Saved entries

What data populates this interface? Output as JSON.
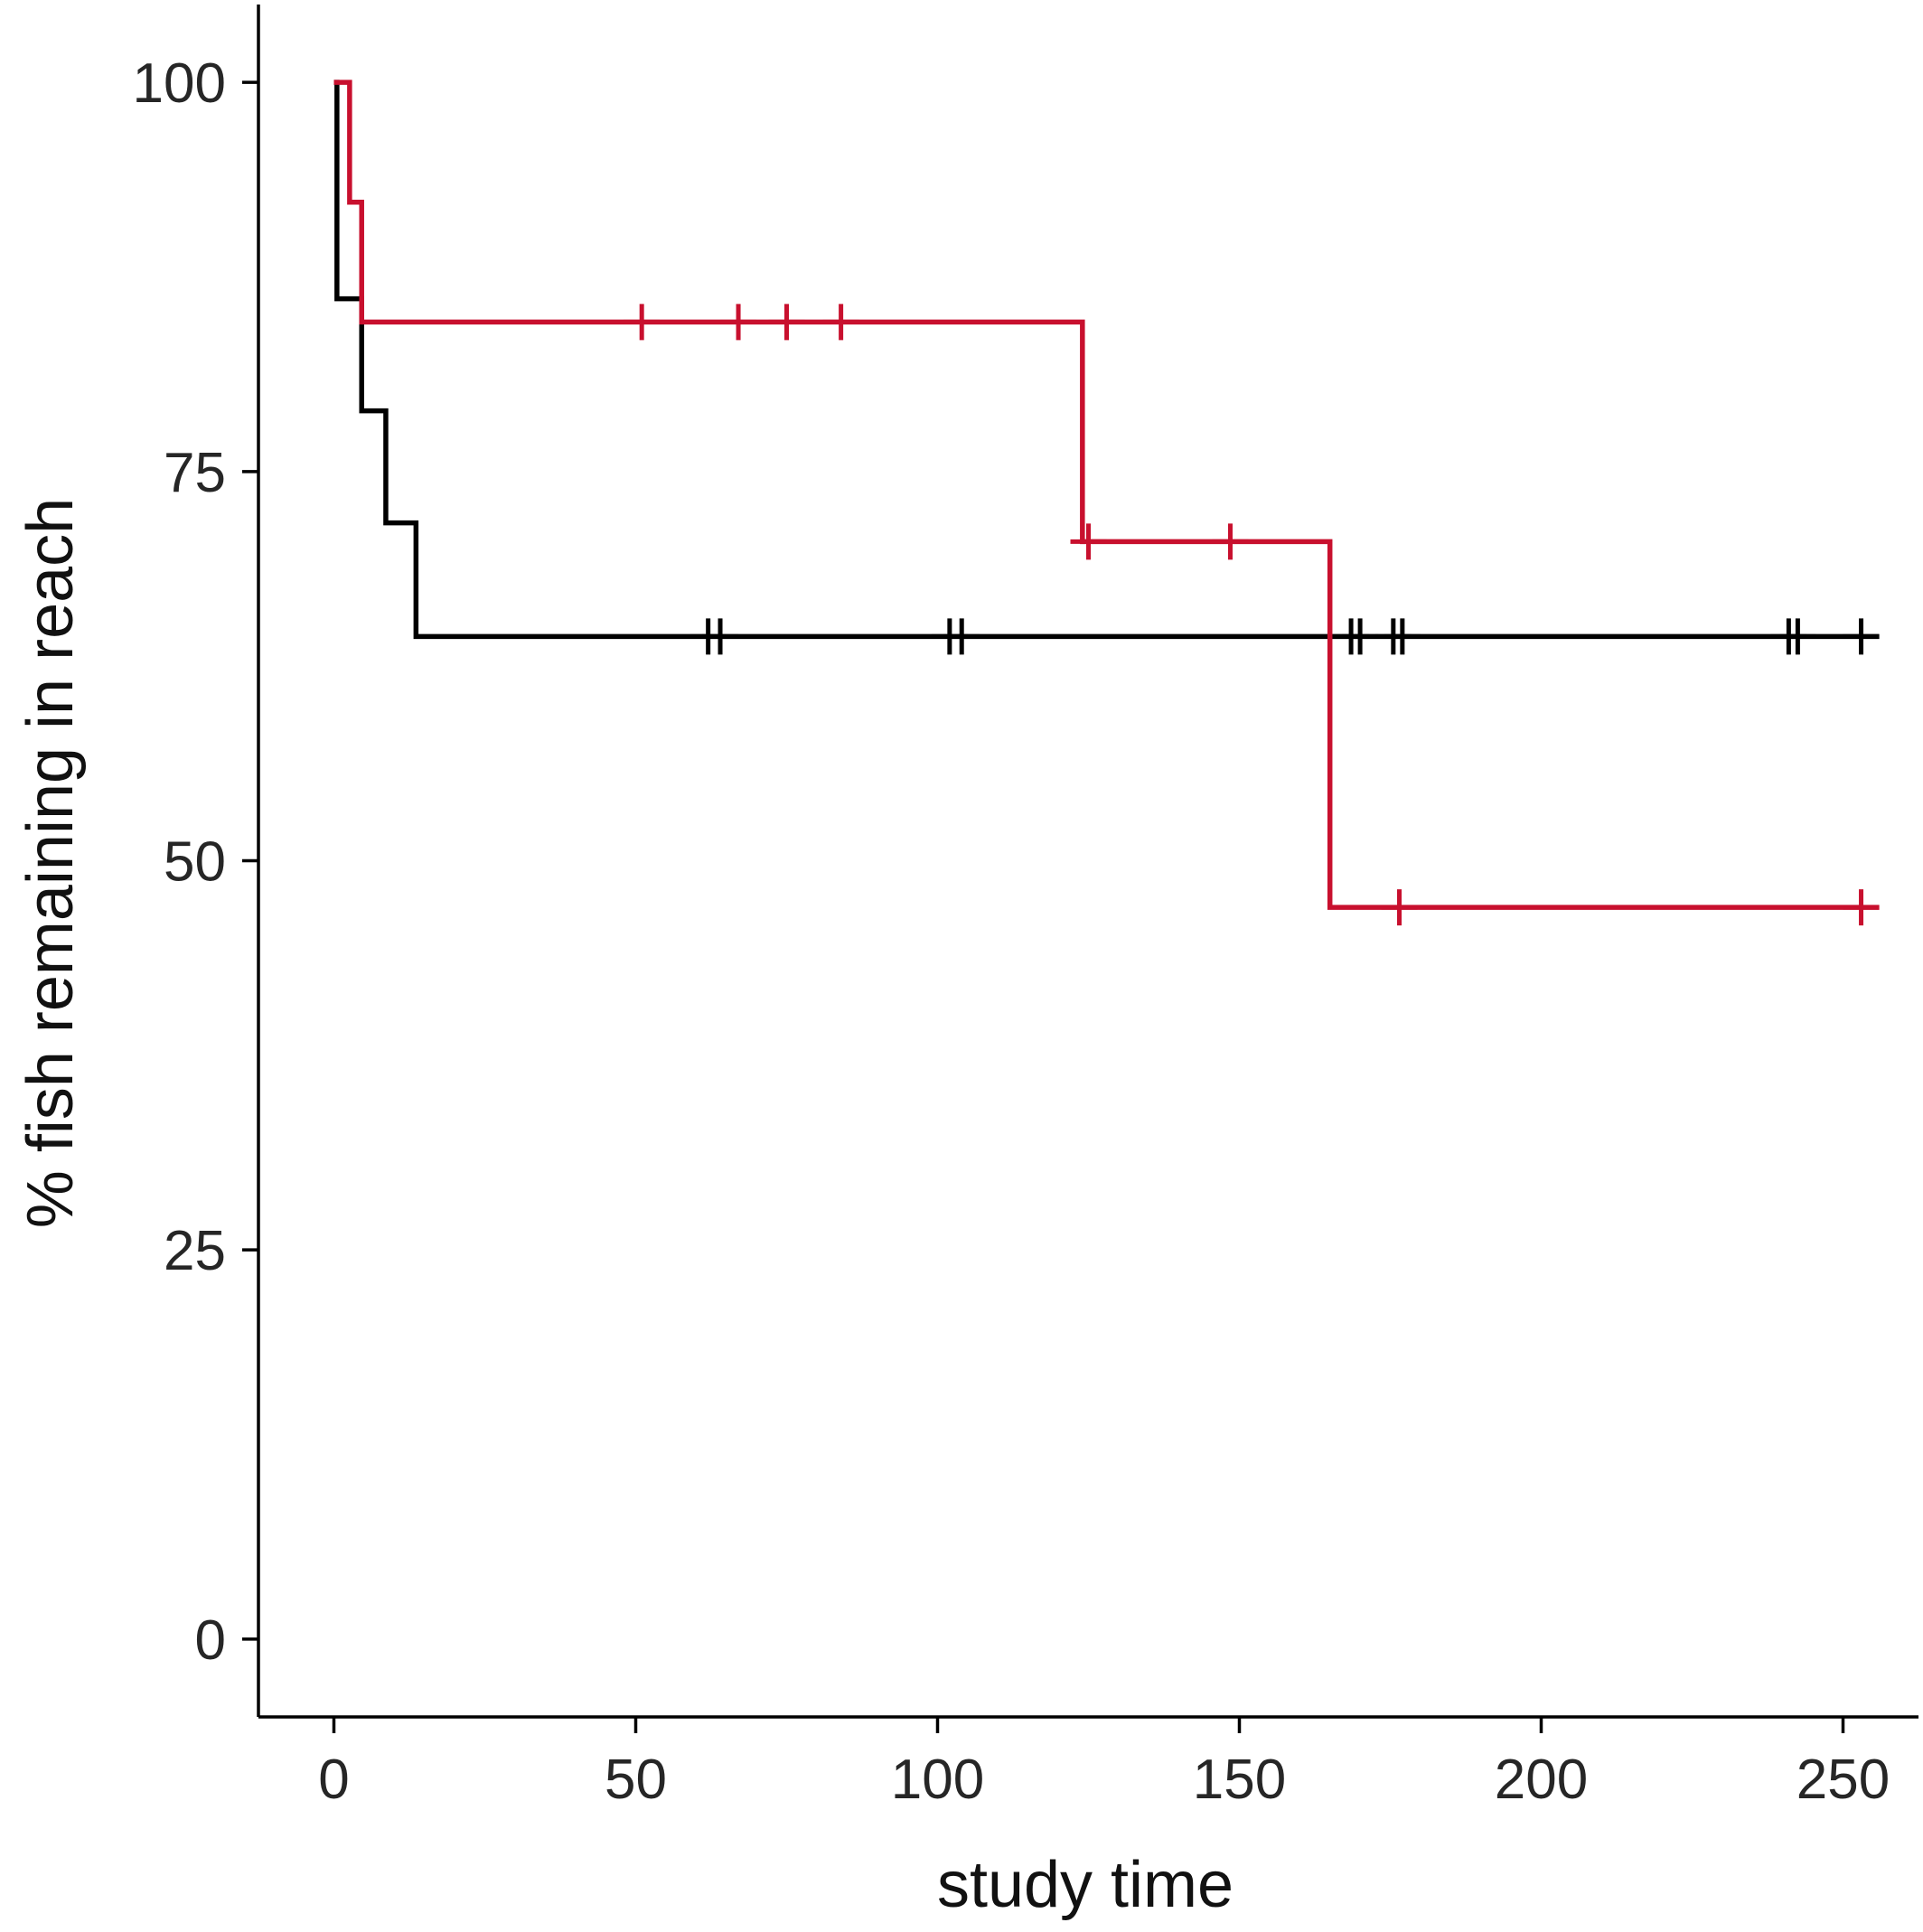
{
  "chart_data": {
    "type": "line",
    "subtype": "step",
    "title": "",
    "xlabel": "study time",
    "ylabel": "% fish remaining in reach",
    "xlim": [
      -12.5,
      262.5
    ],
    "ylim": [
      -5,
      105
    ],
    "x_ticks": [
      {
        "value": 0,
        "label": "0"
      },
      {
        "value": 50,
        "label": "50"
      },
      {
        "value": 100,
        "label": "100"
      },
      {
        "value": 150,
        "label": "150"
      },
      {
        "value": 200,
        "label": "200"
      },
      {
        "value": 250,
        "label": "250"
      }
    ],
    "y_ticks": [
      {
        "value": 0,
        "label": "0"
      },
      {
        "value": 25,
        "label": "25"
      },
      {
        "value": 50,
        "label": "50"
      },
      {
        "value": 75,
        "label": "75"
      },
      {
        "value": 100,
        "label": "100"
      }
    ],
    "grid": false,
    "legend": "none",
    "series": [
      {
        "color": "#000000",
        "steps": [
          [
            0,
            100
          ],
          [
            0.5,
            86.1
          ],
          [
            4.6,
            78.9
          ],
          [
            8.6,
            71.7
          ],
          [
            13.6,
            64.4
          ],
          [
            256,
            64.4
          ]
        ],
        "censor_times": [
          62,
          64,
          102,
          104,
          168.5,
          170,
          175.5,
          177,
          241,
          242.5,
          253
        ]
      },
      {
        "color": "#c8102e",
        "steps": [
          [
            0,
            100
          ],
          [
            2.6,
            92.3
          ],
          [
            4.6,
            84.6
          ],
          [
            124,
            70.5
          ],
          [
            165,
            47
          ],
          [
            256,
            47
          ]
        ],
        "censor_times": [
          51,
          67,
          75,
          84,
          125,
          148.5,
          176.5,
          253
        ]
      }
    ]
  }
}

The exercise:
From the material above, copy everything exactly but the pictures.

Task output:
What data populates this interface? Output as JSON.
{
  "chart_data": {
    "type": "line",
    "subtype": "step",
    "title": "",
    "xlabel": "study time",
    "ylabel": "% fish remaining in reach",
    "xlim": [
      -12.5,
      262.5
    ],
    "ylim": [
      -5,
      105
    ],
    "x_ticks": [
      {
        "value": 0,
        "label": "0"
      },
      {
        "value": 50,
        "label": "50"
      },
      {
        "value": 100,
        "label": "100"
      },
      {
        "value": 150,
        "label": "150"
      },
      {
        "value": 200,
        "label": "200"
      },
      {
        "value": 250,
        "label": "250"
      }
    ],
    "y_ticks": [
      {
        "value": 0,
        "label": "0"
      },
      {
        "value": 25,
        "label": "25"
      },
      {
        "value": 50,
        "label": "50"
      },
      {
        "value": 75,
        "label": "75"
      },
      {
        "value": 100,
        "label": "100"
      }
    ],
    "grid": false,
    "legend": "none",
    "series": [
      {
        "color": "#000000",
        "steps": [
          [
            0,
            100
          ],
          [
            0.5,
            86.1
          ],
          [
            4.6,
            78.9
          ],
          [
            8.6,
            71.7
          ],
          [
            13.6,
            64.4
          ],
          [
            256,
            64.4
          ]
        ],
        "censor_times": [
          62,
          64,
          102,
          104,
          168.5,
          170,
          175.5,
          177,
          241,
          242.5,
          253
        ]
      },
      {
        "color": "#c8102e",
        "steps": [
          [
            0,
            100
          ],
          [
            2.6,
            92.3
          ],
          [
            4.6,
            84.6
          ],
          [
            124,
            70.5
          ],
          [
            165,
            47
          ],
          [
            256,
            47
          ]
        ],
        "censor_times": [
          51,
          67,
          75,
          84,
          125,
          148.5,
          176.5,
          253
        ]
      }
    ]
  }
}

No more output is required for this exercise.